** START OF DATA LISTING **

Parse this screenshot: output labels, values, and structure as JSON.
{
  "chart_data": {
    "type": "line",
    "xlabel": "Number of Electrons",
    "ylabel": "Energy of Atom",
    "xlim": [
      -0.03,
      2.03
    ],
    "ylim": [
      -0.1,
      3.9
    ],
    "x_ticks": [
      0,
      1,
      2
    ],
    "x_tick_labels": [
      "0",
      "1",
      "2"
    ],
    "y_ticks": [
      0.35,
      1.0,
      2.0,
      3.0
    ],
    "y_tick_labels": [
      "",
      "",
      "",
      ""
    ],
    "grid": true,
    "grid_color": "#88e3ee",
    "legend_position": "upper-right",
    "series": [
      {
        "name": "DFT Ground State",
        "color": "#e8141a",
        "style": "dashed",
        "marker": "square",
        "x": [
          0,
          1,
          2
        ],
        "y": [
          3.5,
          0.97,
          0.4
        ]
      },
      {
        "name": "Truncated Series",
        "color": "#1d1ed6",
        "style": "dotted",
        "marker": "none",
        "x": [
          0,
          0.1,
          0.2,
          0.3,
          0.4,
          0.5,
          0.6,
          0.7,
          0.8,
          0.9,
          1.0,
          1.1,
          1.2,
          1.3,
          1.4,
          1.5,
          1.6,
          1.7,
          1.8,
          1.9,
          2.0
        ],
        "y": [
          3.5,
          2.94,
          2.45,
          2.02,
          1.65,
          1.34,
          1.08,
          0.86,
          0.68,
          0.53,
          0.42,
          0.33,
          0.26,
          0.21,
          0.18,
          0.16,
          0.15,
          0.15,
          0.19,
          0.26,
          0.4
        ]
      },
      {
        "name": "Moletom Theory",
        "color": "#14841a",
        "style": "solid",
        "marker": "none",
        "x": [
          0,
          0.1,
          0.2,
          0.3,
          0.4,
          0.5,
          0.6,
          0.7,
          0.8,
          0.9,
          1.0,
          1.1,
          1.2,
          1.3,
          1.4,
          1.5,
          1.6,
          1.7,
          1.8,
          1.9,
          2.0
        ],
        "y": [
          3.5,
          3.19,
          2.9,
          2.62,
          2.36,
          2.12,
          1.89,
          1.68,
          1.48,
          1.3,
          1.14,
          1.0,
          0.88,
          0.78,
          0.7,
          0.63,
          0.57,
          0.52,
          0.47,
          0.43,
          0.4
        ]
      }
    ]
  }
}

** END OF DATA LISTING **

§ PROMPT:
Track down every line holding the string "name" and copy it.

§ EXERCISE SOLUTION:
        "name": "DFT Ground State",
        "name": "Truncated Series",
        "name": "Moletom Theory",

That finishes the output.